Begin RECORDS PROVIDED

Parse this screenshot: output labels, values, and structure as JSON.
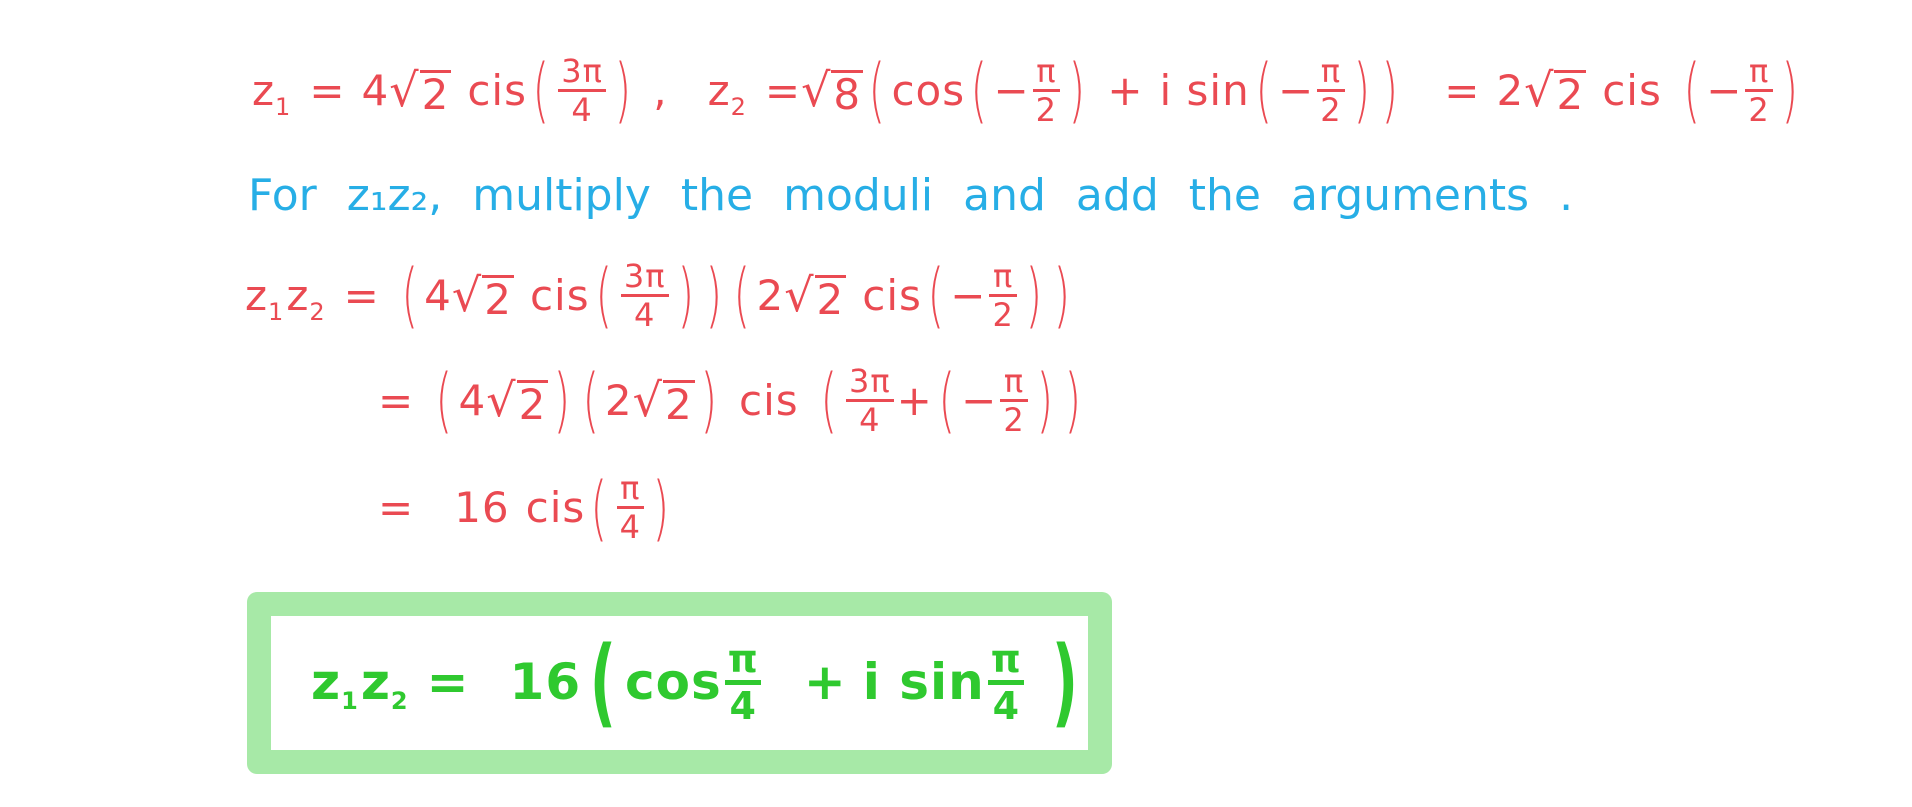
{
  "colors": {
    "working": "#ea4a52",
    "explanation": "#27aee6",
    "answer": "#2fc92f",
    "answer_box_border": "#a7e9a7"
  },
  "line1": {
    "z1_var": "z",
    "z1_sub": "1",
    "eq": "=",
    "z1_coef": "4",
    "z1_root": "2",
    "cis": "cis",
    "z1_arg_num": "3π",
    "z1_arg_den": "4",
    "comma": ",",
    "z2_var": "z",
    "z2_sub": "2",
    "z2_root": "8",
    "cos": "cos",
    "minus": "−",
    "z2_arg_num": "π",
    "z2_arg_den": "2",
    "plus": "+",
    "i_sin": "i sin",
    "z2_polar_coef": "2",
    "z2_polar_root": "2"
  },
  "explanation": {
    "words": [
      "For",
      "z₁z₂,",
      "multiply",
      "the",
      "moduli",
      "and",
      "add",
      "the",
      "arguments",
      "."
    ]
  },
  "working": {
    "product_lhs_var1": "z",
    "product_lhs_sub1": "1",
    "product_lhs_var2": "z",
    "product_lhs_sub2": "2",
    "step1": {
      "a_coef": "4",
      "a_root": "2",
      "cis": "cis",
      "a_num": "3π",
      "a_den": "4",
      "b_coef": "2",
      "b_root": "2",
      "b_num": "π",
      "b_den": "2"
    },
    "step2": {
      "a_coef": "4",
      "a_root": "2",
      "b_coef": "2",
      "b_root": "2",
      "cis": "cis",
      "arg1_num": "3π",
      "arg1_den": "4",
      "plus": "+",
      "arg2_num": "π",
      "arg2_den": "2"
    },
    "step3": {
      "modulus": "16",
      "cis": "cis",
      "arg_num": "π",
      "arg_den": "4"
    }
  },
  "answer": {
    "var1": "z",
    "sub1": "1",
    "var2": "z",
    "sub2": "2",
    "eq": "=",
    "modulus": "16",
    "cos": "cos",
    "cos_num": "π",
    "cos_den": "4",
    "plus": "+",
    "i_sin": "i sin",
    "sin_num": "π",
    "sin_den": "4"
  }
}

End RECORDS PROVIDED

Repeat each entry exactly. Pictures do not belong in the copy.

> IN RESPONSE:
Parse this screenshot: output labels, values, and structure as JSON.
{
  "colors": {
    "working": "#ea4a52",
    "explanation": "#27aee6",
    "answer": "#2fc92f",
    "answer_box_border": "#a7e9a7"
  },
  "line1": {
    "z1_var": "z",
    "z1_sub": "1",
    "eq": "=",
    "z1_coef": "4",
    "z1_root": "2",
    "cis": "cis",
    "z1_arg_num": "3π",
    "z1_arg_den": "4",
    "comma": ",",
    "z2_var": "z",
    "z2_sub": "2",
    "z2_root": "8",
    "cos": "cos",
    "minus": "−",
    "z2_arg_num": "π",
    "z2_arg_den": "2",
    "plus": "+",
    "i_sin": "i sin",
    "z2_polar_coef": "2",
    "z2_polar_root": "2"
  },
  "explanation": {
    "words": [
      "For",
      "z₁z₂,",
      "multiply",
      "the",
      "moduli",
      "and",
      "add",
      "the",
      "arguments",
      "."
    ]
  },
  "working": {
    "product_lhs_var1": "z",
    "product_lhs_sub1": "1",
    "product_lhs_var2": "z",
    "product_lhs_sub2": "2",
    "step1": {
      "a_coef": "4",
      "a_root": "2",
      "cis": "cis",
      "a_num": "3π",
      "a_den": "4",
      "b_coef": "2",
      "b_root": "2",
      "b_num": "π",
      "b_den": "2"
    },
    "step2": {
      "a_coef": "4",
      "a_root": "2",
      "b_coef": "2",
      "b_root": "2",
      "cis": "cis",
      "arg1_num": "3π",
      "arg1_den": "4",
      "plus": "+",
      "arg2_num": "π",
      "arg2_den": "2"
    },
    "step3": {
      "modulus": "16",
      "cis": "cis",
      "arg_num": "π",
      "arg_den": "4"
    }
  },
  "answer": {
    "var1": "z",
    "sub1": "1",
    "var2": "z",
    "sub2": "2",
    "eq": "=",
    "modulus": "16",
    "cos": "cos",
    "cos_num": "π",
    "cos_den": "4",
    "plus": "+",
    "i_sin": "i sin",
    "sin_num": "π",
    "sin_den": "4"
  }
}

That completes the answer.